WORKING DATA:
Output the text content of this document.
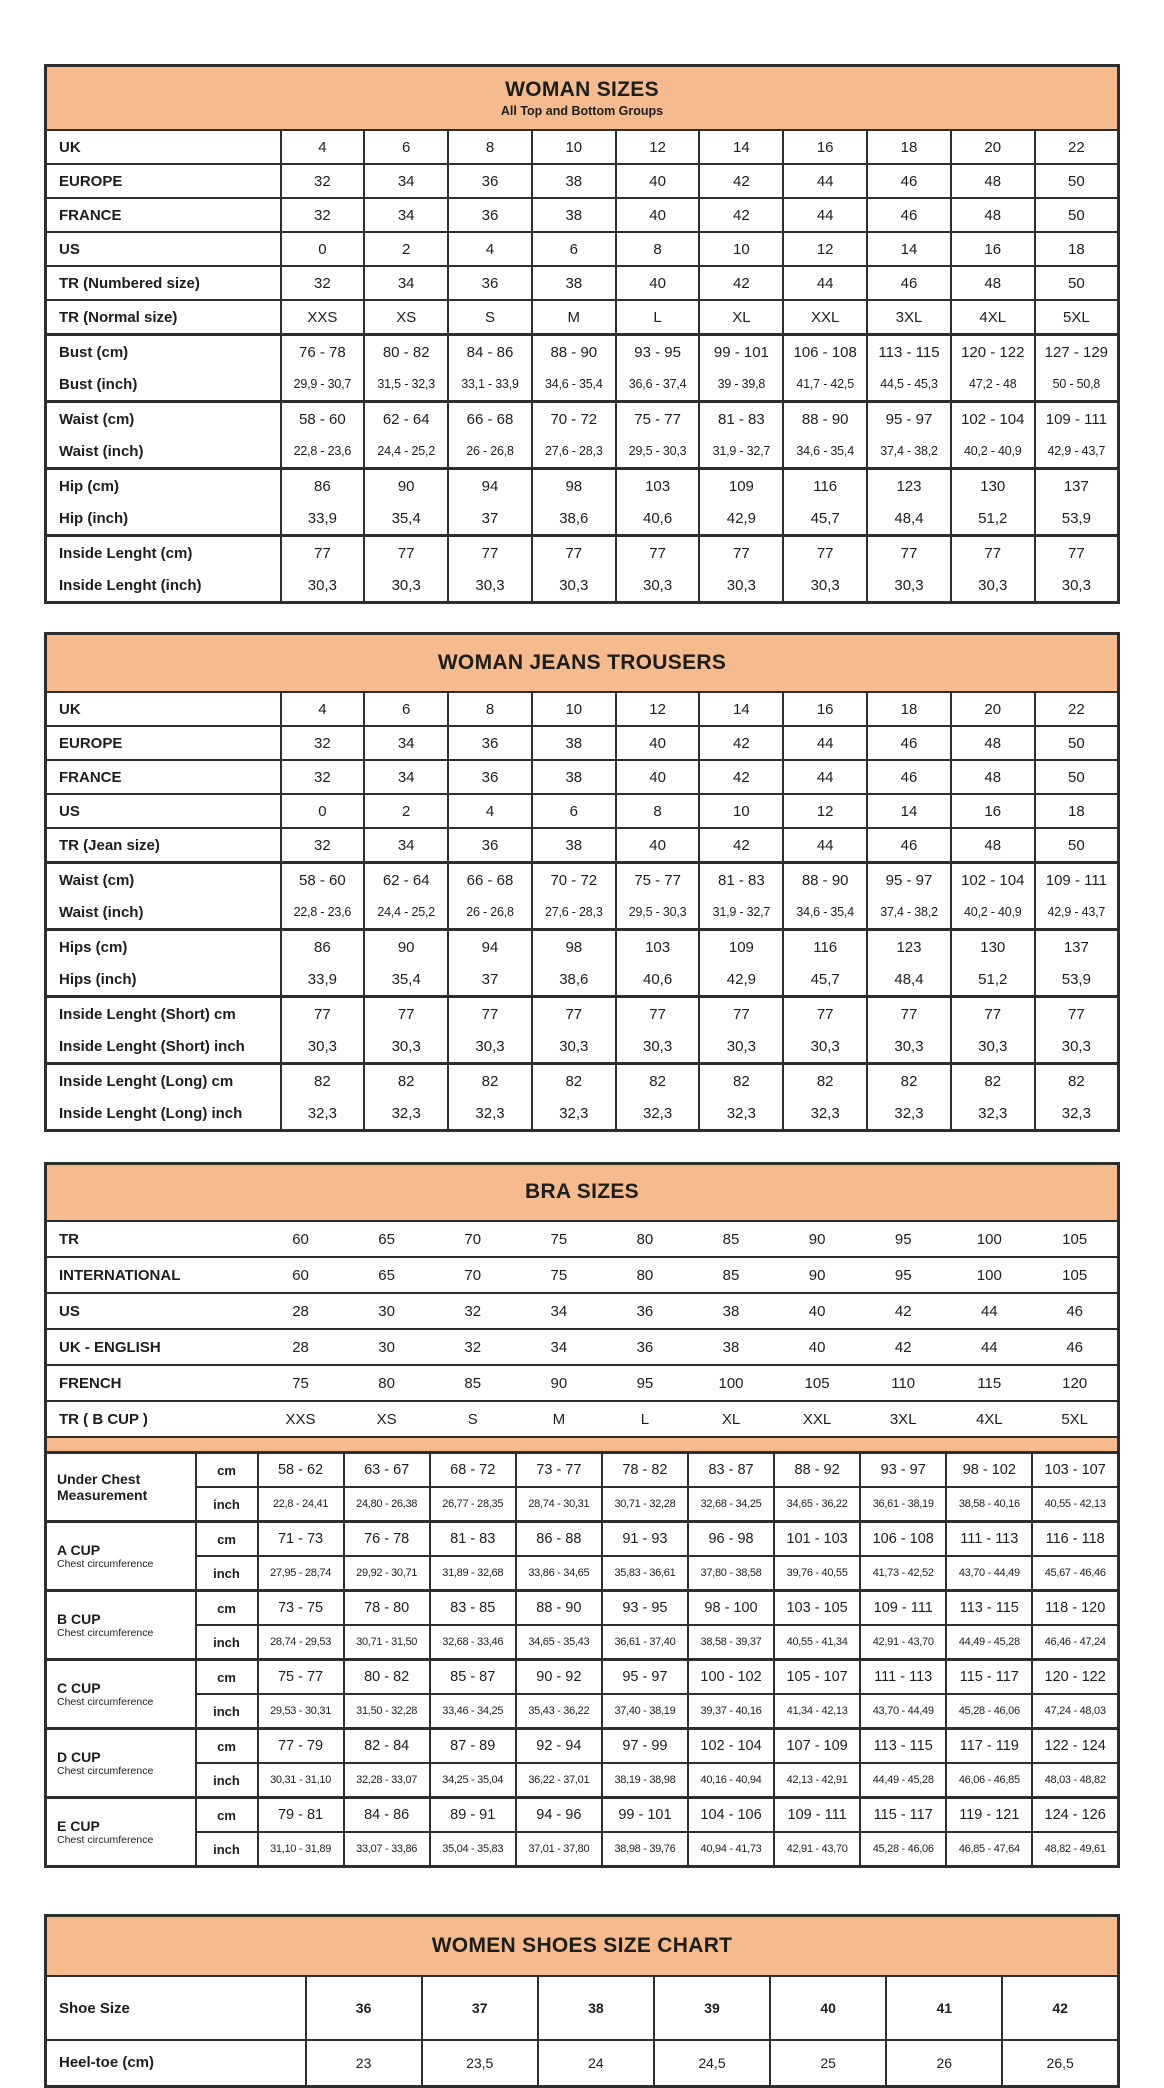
WOMAN SIZES
All Top and Bottom Groups										

UK	4	6	8	10	12	14	16	18	20	22
EUROPE	32	34	36	38	40	42	44	46	48	50
FRANCE	32	34	36	38	40	42	44	46	48	50
US	0	2	4	6	8	10	12	14	16	18
TR (Numbered size)	32	34	36	38	40	42	44	46	48	50
TR (Normal size)	XXS	XS	S	M	L	XL	XXL	3XL	4XL	5XL
Bust (cm)	76 - 78	80 - 82	84 - 86	88 - 90	93 - 95	99 - 101	106 - 108	113 - 115	120 - 122	127 - 129
Bust (inch)	29,9 - 30,7	31,5 - 32,3	33,1 - 33,9	34,6 - 35,4	36,6 - 37,4	39 - 39,8	41,7 - 42,5	44,5 - 45,3	47,2 - 48	50 - 50,8
Waist (cm)	58 - 60	62 - 64	66 - 68	70 - 72	75 - 77	81 - 83	88 - 90	95 - 97	102 - 104	109 - 111
Waist (inch)	22,8 - 23,6	24,4 - 25,2	26 - 26,8	27,6 - 28,3	29,5 - 30,3	31,9 - 32,7	34,6 - 35,4	37,4 - 38,2	40,2 - 40,9	42,9 - 43,7
Hip (cm)	86	90	94	98	103	109	116	123	130	137
Hip (inch)	33,9	35,4	37	38,6	40,6	42,9	45,7	48,4	51,2	53,9
Inside Lenght (cm)	77	77	77	77	77	77	77	77	77	77
Inside Lenght (inch)	30,3	30,3	30,3	30,3	30,3	30,3	30,3	30,3	30,3	30,3
WOMAN JEANS TROUSERS										

UK	4	6	8	10	12	14	16	18	20	22
EUROPE	32	34	36	38	40	42	44	46	48	50
FRANCE	32	34	36	38	40	42	44	46	48	50
US	0	2	4	6	8	10	12	14	16	18
TR (Jean size)	32	34	36	38	40	42	44	46	48	50
Waist (cm)	58 - 60	62 - 64	66 - 68	70 - 72	75 - 77	81 - 83	88 - 90	95 - 97	102 - 104	109 - 111
Waist (inch)	22,8 - 23,6	24,4 - 25,2	26 - 26,8	27,6 - 28,3	29,5 - 30,3	31,9 - 32,7	34,6 - 35,4	37,4 - 38,2	40,2 - 40,9	42,9 - 43,7
Hips (cm)	86	90	94	98	103	109	116	123	130	137
Hips (inch)	33,9	35,4	37	38,6	40,6	42,9	45,7	48,4	51,2	53,9
Inside Lenght (Short) cm	77	77	77	77	77	77	77	77	77	77
Inside Lenght (Short) inch	30,3	30,3	30,3	30,3	30,3	30,3	30,3	30,3	30,3	30,3
Inside Lenght (Long) cm	82	82	82	82	82	82	82	82	82	82
Inside Lenght (Long) inch	32,3	32,3	32,3	32,3	32,3	32,3	32,3	32,3	32,3	32,3
BRA SIZES											

TR		60	65	70	75	80	85	90	95	100	105
INTERNATIONAL		60	65	70	75	80	85	90	95	100	105
US		28	30	32	34	36	38	40	42	44	46
UK - ENGLISH		28	30	32	34	36	38	40	42	44	46
FRENCH		75	80	85	90	95	100	105	110	115	120
TR ( B CUP )		XXS	XS	S	M	L	XL	XXL	3XL	4XL	5XL

Under Chest Measurement	cm	58 - 62	63 - 67	68 - 72	73 - 77	78 - 82	83 - 87	88 - 92	93 - 97	98 - 102	103 - 107
	inch	22,8 - 24,41	24,80 - 26,38	26,77 - 28,35	28,74 - 30,31	30,71 - 32,28	32,68 - 34,25	34,65 - 36,22	36,61 - 38,19	38,58 - 40,16	40,55 - 42,13

A CUP
Chest circumference	cm	71 - 73	76 - 78	81 - 83	86 - 88	91 - 93	96 - 98	101 - 103	106 - 108	111 - 113	116 - 118
	inch	27,95 - 28,74	29,92 - 30,71	31,89 - 32,68	33,86 - 34,65	35,83 - 36,61	37,80 - 38,58	39,76 - 40,55	41,73 - 42,52	43,70 - 44,49	45,67 - 46,46

B CUP
Chest circumference	cm	73 - 75	78 - 80	83 - 85	88 - 90	93 - 95	98 - 100	103 - 105	109 - 111	113 - 115	118 - 120
	inch	28,74 - 29,53	30,71 - 31,50	32,68 - 33,46	34,65 - 35,43	36,61 - 37,40	38,58 - 39,37	40,55 - 41,34	42,91 - 43,70	44,49 - 45,28	46,46 - 47,24

C CUP
Chest circumference	cm	75 - 77	80 - 82	85 - 87	90 - 92	95 - 97	100 - 102	105 - 107	111 - 113	115 - 117	120 - 122
	inch	29,53 - 30,31	31,50 - 32,28	33,46 - 34,25	35,43 - 36,22	37,40 - 38,19	39,37 - 40,16	41,34 - 42,13	43,70 - 44,49	45,28 - 46,06	47,24 - 48,03

D CUP
Chest circumference	cm	77 - 79	82 - 84	87 - 89	92 - 94	97 - 99	102 - 104	107 - 109	113 - 115	117 - 119	122 - 124
	inch	30,31 - 31,10	32,28 - 33,07	34,25 - 35,04	36,22 - 37,01	38,19 - 38,98	40,16 - 40,94	42,13 - 42,91	44,49 - 45,28	46,06 - 46,85	48,03 - 48,82

E CUP
Chest circumference	cm	79 - 81	84 - 86	89 - 91	94 - 96	99 - 101	104 - 106	109 - 111	115 - 117	119 - 121	124 - 126
	inch	31,10 - 31,89	33,07 - 33,86	35,04 - 35,83	37,01 - 37,80	38,98 - 39,76	40,94 - 41,73	42,91 - 43,70	45,28 - 46,06	46,85 - 47,64	48,82 - 49,61
WOMEN SHOES SIZE CHART							

Shoe Size	36	37	38	39	40	41	42
Heel-toe (cm)	23	23,5	24	24,5	25	26	26,5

TASK TO COMPLETE: Tally how many lines of the data include the word "circumference". Write the number and nothing else.

WORKED ANSWER: 5